### [Your objective]
Search the records below for the word "珍惜青春". Pull out each line that has it.

### [Record list]
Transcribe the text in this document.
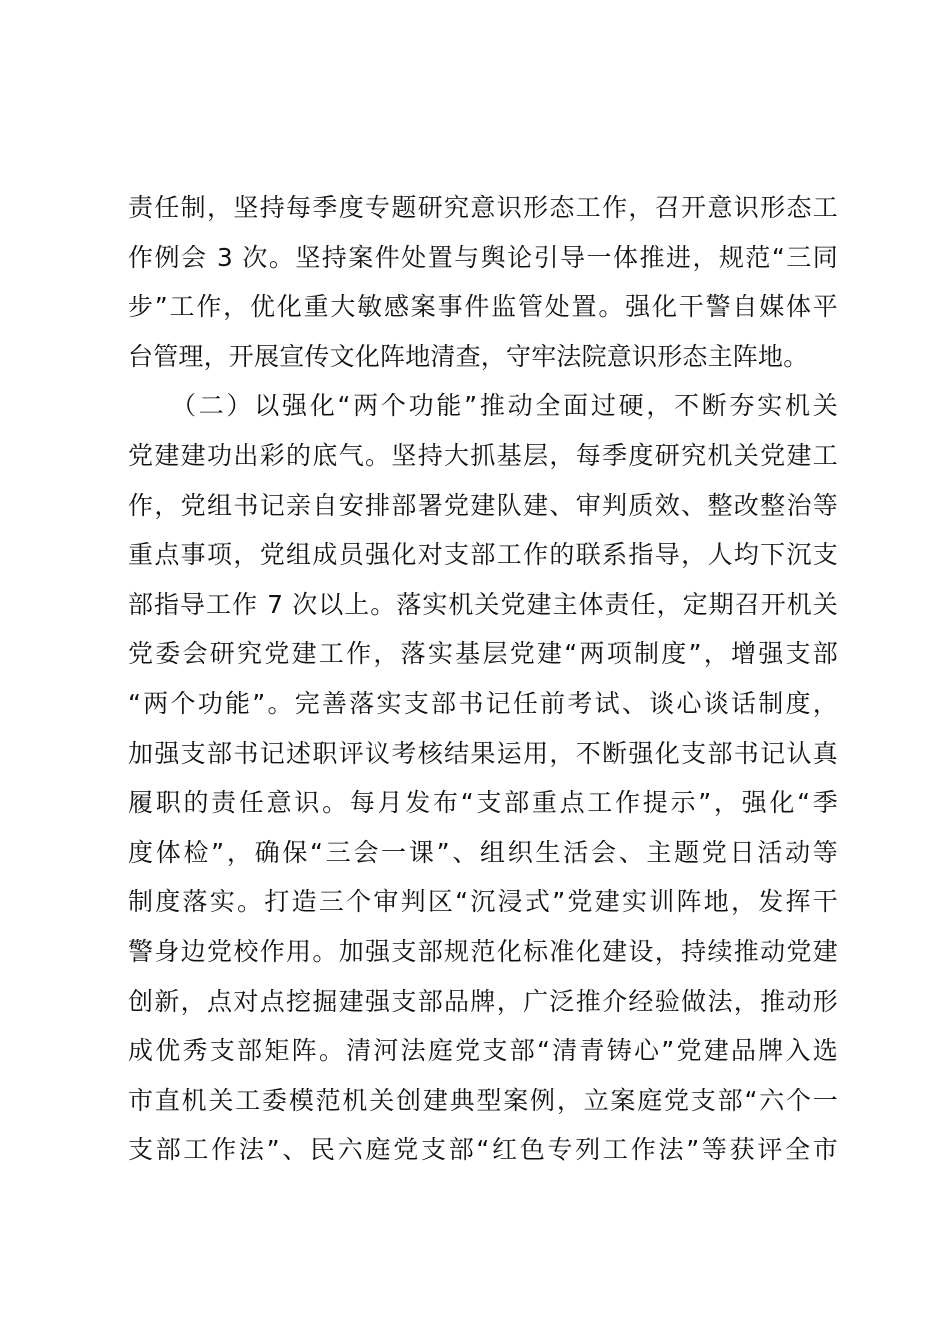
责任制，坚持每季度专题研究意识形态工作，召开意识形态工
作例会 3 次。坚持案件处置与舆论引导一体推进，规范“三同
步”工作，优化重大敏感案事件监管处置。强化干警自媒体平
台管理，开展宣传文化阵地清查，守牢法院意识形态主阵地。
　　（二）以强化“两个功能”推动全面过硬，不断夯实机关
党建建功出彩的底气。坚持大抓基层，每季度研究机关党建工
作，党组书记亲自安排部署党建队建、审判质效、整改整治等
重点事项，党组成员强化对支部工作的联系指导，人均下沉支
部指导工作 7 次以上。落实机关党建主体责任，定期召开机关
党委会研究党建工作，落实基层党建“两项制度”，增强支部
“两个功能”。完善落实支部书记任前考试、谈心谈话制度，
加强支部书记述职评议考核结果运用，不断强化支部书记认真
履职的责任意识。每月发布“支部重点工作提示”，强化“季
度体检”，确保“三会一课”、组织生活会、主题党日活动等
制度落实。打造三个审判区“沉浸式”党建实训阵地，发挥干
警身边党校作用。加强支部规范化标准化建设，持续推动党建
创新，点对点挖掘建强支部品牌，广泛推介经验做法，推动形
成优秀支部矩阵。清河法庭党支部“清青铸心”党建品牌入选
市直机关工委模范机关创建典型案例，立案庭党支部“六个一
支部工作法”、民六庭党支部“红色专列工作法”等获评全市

* * *

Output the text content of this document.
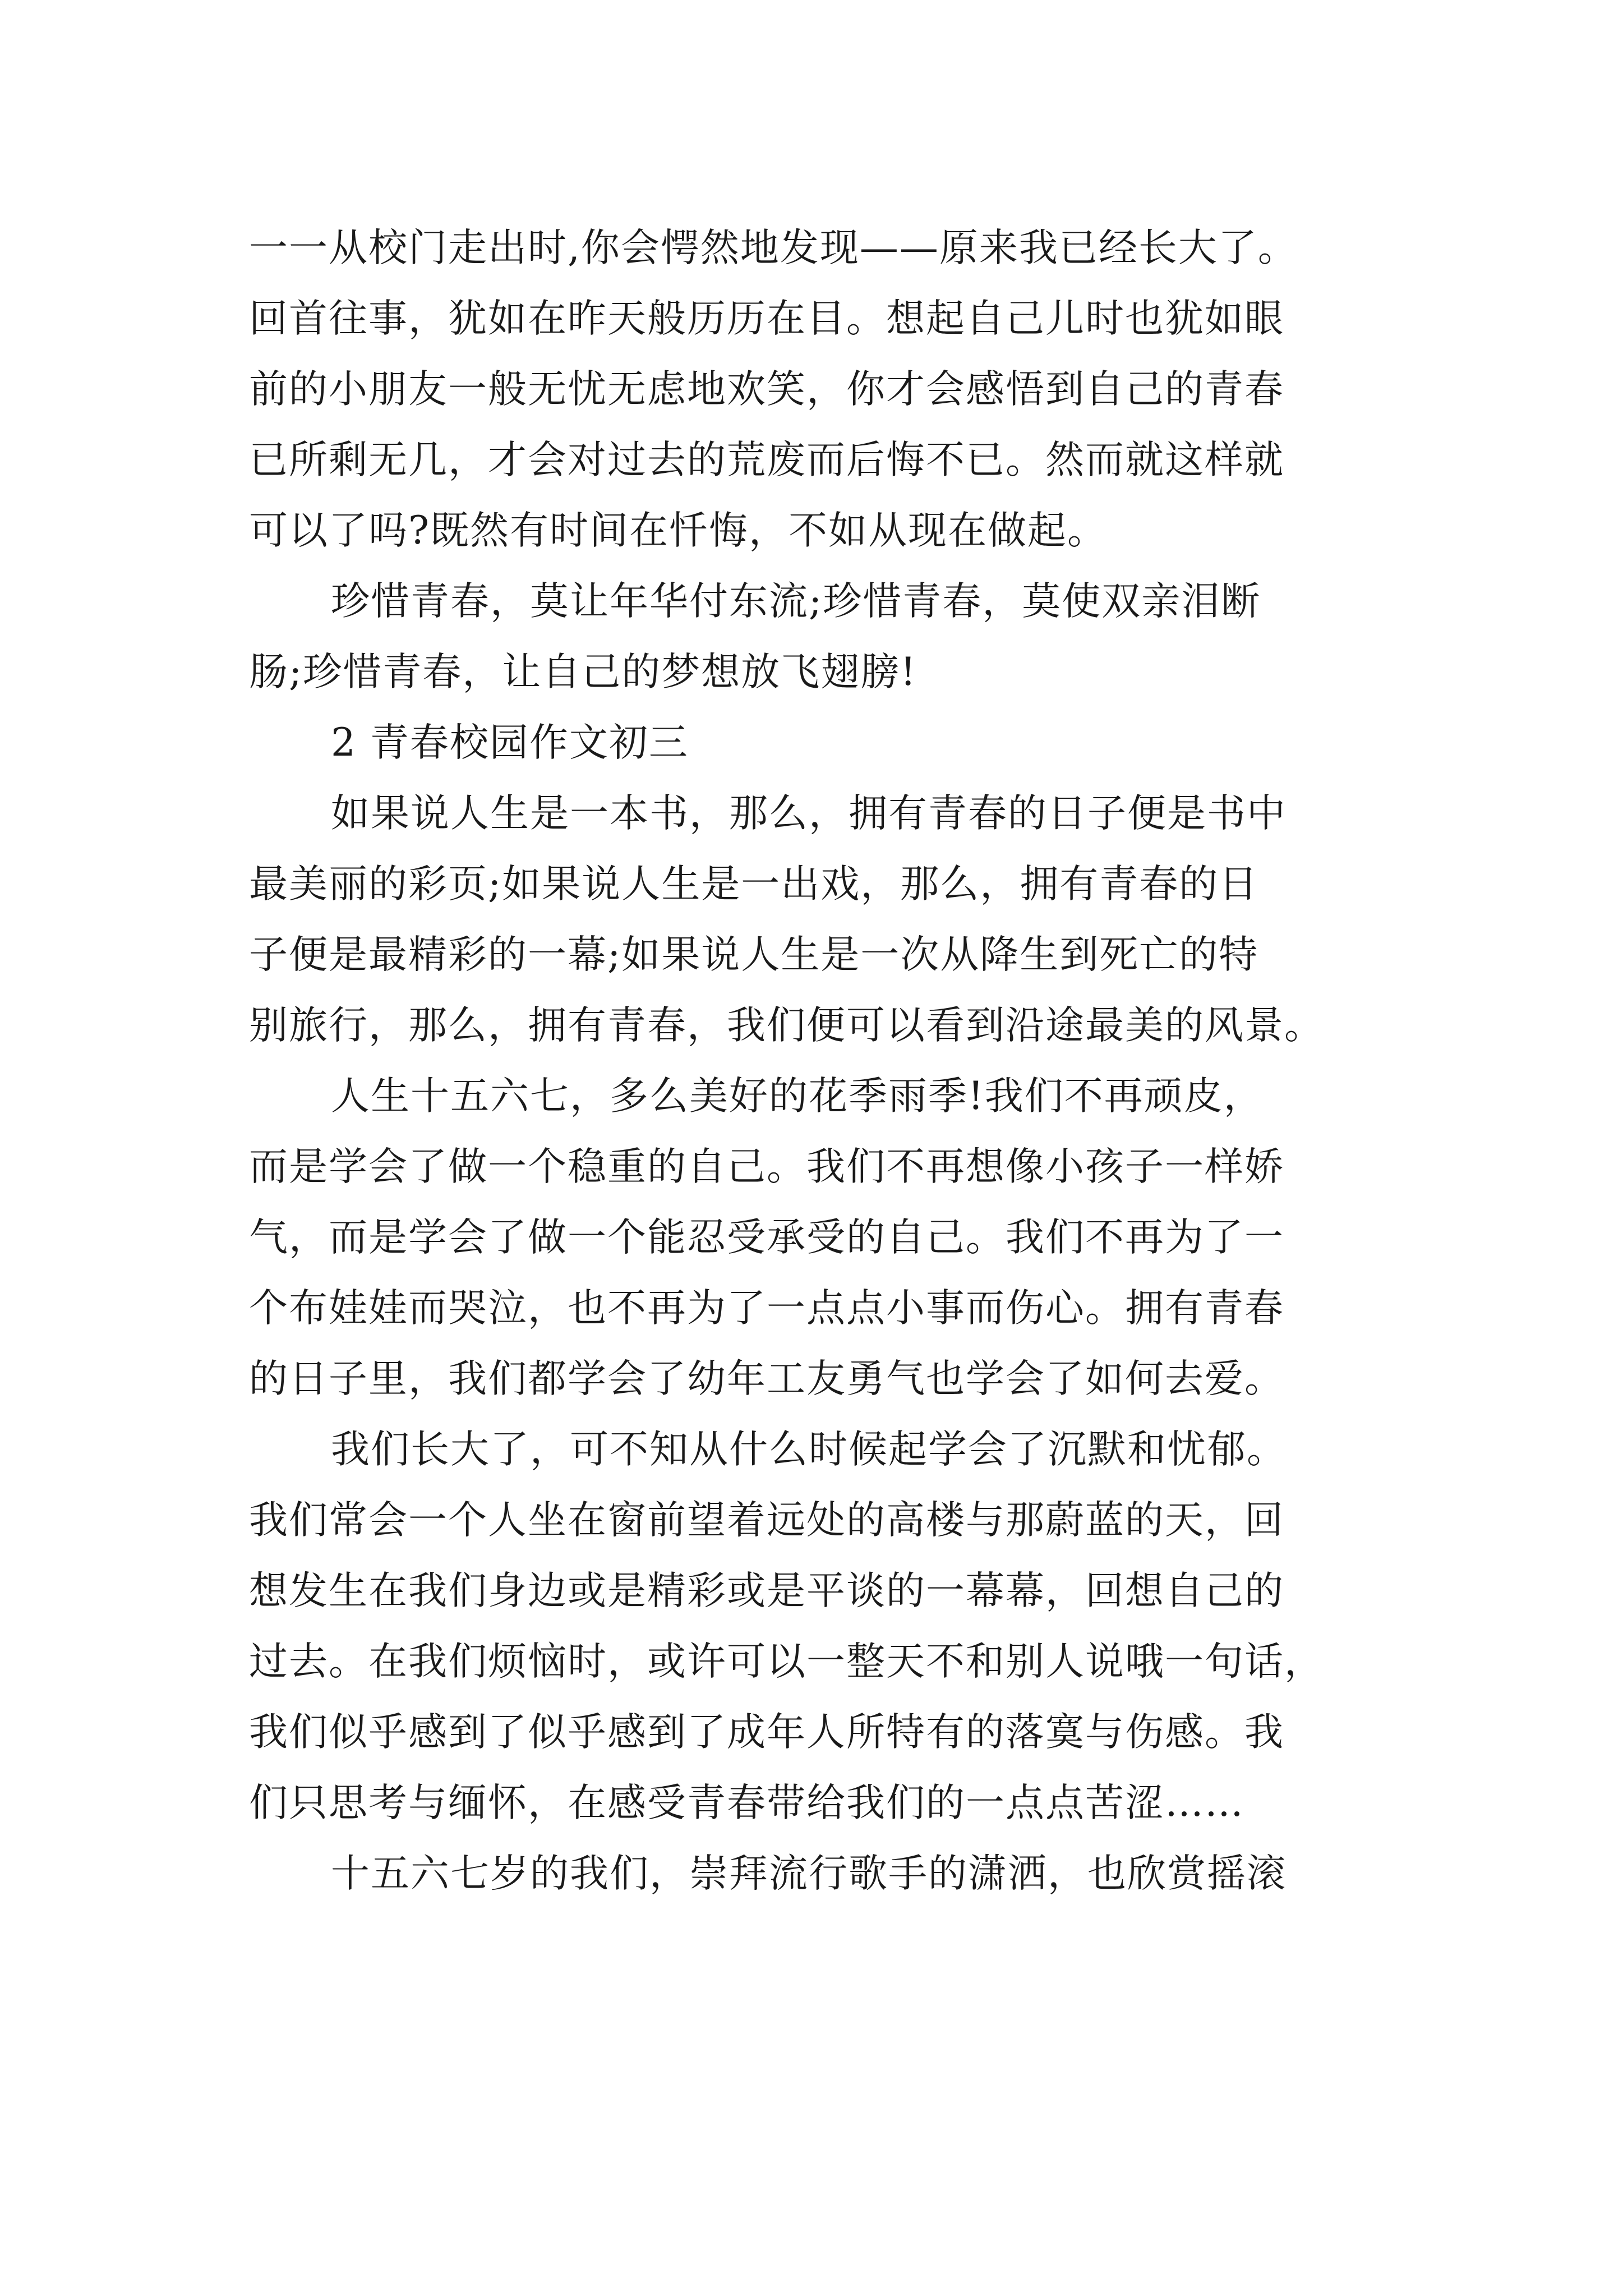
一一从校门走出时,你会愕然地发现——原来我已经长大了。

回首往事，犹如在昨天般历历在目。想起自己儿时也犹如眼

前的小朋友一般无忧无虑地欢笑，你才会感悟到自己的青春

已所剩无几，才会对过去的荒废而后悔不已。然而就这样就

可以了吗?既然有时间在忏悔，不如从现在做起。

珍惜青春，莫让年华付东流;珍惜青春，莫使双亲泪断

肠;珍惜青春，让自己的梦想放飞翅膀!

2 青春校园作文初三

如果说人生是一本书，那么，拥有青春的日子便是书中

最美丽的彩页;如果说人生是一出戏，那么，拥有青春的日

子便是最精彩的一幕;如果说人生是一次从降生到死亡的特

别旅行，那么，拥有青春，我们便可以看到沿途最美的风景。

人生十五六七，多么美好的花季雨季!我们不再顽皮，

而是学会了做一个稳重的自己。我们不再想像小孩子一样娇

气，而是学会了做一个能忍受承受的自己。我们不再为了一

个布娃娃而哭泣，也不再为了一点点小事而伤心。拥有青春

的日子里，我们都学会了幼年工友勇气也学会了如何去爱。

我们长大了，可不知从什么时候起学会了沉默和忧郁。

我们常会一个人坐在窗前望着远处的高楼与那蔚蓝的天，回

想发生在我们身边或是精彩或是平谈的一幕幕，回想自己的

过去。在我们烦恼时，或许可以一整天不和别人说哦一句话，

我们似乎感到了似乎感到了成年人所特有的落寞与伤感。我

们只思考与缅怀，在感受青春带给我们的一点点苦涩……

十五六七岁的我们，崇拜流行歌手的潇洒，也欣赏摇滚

### [Exercise answer]
珍惜青春，莫让年华付东流;珍惜青春，莫使双亲泪断
肠;珍惜青春，让自己的梦想放飞翅膀!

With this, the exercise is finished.